Pull out every line with the word "name".

[Start]

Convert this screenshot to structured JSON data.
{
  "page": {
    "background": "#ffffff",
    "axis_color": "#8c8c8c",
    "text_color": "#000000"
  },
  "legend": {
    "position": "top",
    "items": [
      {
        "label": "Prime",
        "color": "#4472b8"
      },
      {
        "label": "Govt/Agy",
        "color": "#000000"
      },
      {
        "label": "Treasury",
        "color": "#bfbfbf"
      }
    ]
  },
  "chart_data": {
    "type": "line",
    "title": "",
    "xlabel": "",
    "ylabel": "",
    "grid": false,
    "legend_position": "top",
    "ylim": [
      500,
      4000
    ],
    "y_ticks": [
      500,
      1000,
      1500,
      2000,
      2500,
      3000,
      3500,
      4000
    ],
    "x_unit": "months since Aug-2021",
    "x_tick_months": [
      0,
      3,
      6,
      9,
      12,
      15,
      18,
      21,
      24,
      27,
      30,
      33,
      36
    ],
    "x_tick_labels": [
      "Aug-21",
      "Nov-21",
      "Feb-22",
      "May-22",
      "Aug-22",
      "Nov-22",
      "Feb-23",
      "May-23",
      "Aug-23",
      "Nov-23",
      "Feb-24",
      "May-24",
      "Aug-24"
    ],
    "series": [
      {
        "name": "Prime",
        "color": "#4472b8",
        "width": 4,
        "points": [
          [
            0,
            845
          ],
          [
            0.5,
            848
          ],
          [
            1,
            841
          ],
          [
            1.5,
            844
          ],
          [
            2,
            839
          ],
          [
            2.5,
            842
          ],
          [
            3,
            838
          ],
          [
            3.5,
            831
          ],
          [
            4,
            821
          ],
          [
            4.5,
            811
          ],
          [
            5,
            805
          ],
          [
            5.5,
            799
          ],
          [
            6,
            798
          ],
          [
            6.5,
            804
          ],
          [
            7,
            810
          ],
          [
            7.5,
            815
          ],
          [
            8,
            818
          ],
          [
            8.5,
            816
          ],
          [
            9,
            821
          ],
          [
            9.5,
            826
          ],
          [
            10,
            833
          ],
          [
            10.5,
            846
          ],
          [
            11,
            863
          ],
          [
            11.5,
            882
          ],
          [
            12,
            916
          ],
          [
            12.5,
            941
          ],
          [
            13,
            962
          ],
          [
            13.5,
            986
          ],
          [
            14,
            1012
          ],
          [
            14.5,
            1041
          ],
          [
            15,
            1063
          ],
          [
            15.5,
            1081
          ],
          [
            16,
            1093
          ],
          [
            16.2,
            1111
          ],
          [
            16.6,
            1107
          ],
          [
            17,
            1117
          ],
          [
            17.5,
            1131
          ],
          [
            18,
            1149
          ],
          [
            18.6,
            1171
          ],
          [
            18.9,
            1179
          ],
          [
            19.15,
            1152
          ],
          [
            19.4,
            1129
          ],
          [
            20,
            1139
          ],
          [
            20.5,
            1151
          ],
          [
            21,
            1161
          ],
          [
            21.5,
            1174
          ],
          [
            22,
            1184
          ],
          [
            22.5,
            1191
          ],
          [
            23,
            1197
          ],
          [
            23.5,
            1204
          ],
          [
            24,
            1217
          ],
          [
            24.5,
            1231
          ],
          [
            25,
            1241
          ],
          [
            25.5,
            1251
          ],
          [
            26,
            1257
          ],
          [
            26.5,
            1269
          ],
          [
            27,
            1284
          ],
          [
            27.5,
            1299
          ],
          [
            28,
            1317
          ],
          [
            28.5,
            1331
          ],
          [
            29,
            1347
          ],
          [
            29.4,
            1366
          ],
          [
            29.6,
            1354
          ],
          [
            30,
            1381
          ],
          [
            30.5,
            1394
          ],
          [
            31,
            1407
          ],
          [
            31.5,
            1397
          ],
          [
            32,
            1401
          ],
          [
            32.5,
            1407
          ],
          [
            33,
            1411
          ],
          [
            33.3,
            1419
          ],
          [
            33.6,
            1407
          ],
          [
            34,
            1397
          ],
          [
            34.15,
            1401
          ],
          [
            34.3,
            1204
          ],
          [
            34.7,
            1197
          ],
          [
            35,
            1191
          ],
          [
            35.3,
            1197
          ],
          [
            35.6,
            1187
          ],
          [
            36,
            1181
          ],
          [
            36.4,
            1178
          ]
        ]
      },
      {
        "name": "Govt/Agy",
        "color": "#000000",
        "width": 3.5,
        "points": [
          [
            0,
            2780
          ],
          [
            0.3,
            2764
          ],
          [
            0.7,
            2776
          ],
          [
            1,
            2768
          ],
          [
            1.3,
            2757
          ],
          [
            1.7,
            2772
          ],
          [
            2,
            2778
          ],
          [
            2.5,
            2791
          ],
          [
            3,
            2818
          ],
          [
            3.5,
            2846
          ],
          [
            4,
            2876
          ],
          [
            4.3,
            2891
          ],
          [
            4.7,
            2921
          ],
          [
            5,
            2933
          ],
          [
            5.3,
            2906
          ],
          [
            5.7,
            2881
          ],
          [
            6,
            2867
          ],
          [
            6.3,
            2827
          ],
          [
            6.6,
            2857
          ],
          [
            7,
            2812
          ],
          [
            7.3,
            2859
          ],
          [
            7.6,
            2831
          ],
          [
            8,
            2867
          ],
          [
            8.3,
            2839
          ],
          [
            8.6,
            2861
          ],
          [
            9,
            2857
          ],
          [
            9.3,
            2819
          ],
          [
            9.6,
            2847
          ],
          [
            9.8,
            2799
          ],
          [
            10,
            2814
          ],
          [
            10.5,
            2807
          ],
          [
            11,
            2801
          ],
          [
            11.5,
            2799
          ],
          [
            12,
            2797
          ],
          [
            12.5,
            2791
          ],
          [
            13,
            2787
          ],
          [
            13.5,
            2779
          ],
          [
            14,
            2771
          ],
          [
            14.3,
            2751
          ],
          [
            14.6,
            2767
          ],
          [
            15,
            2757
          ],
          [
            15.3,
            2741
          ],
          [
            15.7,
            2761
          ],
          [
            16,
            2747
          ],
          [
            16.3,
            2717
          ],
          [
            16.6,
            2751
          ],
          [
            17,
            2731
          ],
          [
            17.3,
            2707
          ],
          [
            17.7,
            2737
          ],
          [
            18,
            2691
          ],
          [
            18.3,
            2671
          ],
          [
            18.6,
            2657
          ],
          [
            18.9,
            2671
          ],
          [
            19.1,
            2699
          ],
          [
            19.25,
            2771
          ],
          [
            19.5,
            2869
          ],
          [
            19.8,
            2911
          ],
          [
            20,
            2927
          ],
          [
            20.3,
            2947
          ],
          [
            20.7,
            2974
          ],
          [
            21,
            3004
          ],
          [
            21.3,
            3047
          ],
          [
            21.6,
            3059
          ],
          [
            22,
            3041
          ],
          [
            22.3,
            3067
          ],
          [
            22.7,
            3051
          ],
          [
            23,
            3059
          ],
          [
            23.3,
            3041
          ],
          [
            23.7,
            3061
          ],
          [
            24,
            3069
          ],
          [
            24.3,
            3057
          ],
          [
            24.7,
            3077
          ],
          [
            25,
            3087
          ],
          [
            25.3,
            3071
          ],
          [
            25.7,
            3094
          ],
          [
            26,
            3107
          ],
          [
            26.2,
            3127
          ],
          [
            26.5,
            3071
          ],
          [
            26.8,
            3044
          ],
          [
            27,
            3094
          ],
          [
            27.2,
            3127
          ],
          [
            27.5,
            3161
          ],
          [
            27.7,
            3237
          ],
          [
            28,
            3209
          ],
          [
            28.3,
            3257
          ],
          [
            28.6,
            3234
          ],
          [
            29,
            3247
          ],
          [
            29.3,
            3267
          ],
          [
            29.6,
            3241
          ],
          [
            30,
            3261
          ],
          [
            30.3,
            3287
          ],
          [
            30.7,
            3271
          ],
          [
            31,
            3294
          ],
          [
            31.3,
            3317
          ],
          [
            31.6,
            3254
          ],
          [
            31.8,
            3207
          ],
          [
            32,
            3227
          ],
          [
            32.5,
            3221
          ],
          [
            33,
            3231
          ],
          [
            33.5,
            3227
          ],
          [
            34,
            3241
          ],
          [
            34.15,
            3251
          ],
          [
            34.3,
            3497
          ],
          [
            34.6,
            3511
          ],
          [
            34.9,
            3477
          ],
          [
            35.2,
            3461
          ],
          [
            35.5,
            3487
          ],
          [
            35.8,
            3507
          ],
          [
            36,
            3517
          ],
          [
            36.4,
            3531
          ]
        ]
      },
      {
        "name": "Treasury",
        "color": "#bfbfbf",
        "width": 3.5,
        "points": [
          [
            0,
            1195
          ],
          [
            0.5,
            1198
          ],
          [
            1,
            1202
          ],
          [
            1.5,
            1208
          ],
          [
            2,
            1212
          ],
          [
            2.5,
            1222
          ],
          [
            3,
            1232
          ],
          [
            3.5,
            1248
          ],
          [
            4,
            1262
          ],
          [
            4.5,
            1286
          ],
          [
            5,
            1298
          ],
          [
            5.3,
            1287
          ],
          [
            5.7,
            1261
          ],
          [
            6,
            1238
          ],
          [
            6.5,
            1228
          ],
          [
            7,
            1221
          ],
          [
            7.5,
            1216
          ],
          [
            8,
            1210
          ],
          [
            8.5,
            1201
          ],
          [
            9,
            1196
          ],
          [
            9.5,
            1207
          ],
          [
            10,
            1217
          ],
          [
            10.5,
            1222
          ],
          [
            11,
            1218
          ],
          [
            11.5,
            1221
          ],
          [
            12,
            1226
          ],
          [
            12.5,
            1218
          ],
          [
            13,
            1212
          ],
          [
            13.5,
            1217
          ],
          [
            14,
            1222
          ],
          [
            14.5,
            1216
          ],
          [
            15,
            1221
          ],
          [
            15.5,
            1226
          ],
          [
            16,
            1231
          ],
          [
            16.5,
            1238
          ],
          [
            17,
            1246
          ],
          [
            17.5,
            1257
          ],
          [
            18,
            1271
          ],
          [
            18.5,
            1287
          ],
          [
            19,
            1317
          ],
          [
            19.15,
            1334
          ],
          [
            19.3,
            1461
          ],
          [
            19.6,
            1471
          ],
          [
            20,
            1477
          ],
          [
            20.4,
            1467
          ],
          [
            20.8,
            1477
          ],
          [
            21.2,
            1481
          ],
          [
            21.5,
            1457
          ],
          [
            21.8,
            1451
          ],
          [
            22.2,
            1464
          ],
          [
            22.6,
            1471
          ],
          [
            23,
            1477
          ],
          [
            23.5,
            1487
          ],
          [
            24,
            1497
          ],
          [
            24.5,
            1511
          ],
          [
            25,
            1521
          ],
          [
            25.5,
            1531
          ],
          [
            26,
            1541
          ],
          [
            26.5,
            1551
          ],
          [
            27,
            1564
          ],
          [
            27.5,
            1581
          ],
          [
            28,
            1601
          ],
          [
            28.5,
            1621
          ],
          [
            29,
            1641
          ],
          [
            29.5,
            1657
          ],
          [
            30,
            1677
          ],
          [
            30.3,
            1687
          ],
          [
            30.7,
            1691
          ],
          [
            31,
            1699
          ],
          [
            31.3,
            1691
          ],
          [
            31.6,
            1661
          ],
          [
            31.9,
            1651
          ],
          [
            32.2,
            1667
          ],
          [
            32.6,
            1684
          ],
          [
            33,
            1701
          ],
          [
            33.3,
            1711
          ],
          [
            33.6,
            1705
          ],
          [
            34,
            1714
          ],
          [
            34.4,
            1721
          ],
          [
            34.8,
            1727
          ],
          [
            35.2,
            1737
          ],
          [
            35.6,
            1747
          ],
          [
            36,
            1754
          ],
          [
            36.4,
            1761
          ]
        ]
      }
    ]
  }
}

[End]

▶ [Task solution]
        "name": "Prime",
        "name": "Govt/Agy",
        "name": "Treasury",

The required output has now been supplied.